Directions for this task - Reproduce the material in full, unchanged.

[Available records start]

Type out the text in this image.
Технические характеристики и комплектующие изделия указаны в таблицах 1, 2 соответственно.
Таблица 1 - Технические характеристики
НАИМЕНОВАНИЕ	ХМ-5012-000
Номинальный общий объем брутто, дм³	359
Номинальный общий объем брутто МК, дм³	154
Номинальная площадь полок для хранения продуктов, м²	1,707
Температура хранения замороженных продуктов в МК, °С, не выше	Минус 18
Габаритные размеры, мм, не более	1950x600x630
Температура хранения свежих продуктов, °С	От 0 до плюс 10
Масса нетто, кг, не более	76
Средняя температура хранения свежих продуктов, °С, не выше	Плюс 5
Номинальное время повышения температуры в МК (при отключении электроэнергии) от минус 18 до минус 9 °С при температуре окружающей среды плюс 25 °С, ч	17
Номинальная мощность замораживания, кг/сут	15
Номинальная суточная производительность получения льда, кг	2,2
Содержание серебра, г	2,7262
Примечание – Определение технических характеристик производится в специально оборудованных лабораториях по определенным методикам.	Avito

[Available records end]

Result for this task -
Type out the text in this image.
Технические характеристики и комплектующие изделия указаны в таблицах 1, 2 соответственно.
Таблица 1 - Технические характеристики
НАИМЕНОВАНИЕ	ХМ-5012-000
Номинальный общий объем брутто, дм³	359
Номинальный общий объем брутто МК, дм³	154
Номинальная площадь полок для хранения продуктов, м²	1,707
Температура хранения замороженных продуктов в МК, °С, не выше	Минус 18
Габаритные размеры, мм, не более	1950x600x630
Температура хранения свежих продуктов, °С	От 0 до плюс 10
Масса нетто, кг, не более	76
Средняя температура хранения свежих продуктов, °С, не выше	Плюс 5
Номинальное время повышения температуры в МК (при отключении электроэнергии) от минус 18 до минус 9 °С при температуре окружающей среды плюс 25 °С, ч	17
Номинальная мощность замораживания, кг/сут	15
Номинальная суточная производительность получения льда, кг	2,2
Содержание серебра, г	2,7262
Примечание – Определение технических характеристик производится в специально оборудованных лабораториях по определенным методикам.	Avito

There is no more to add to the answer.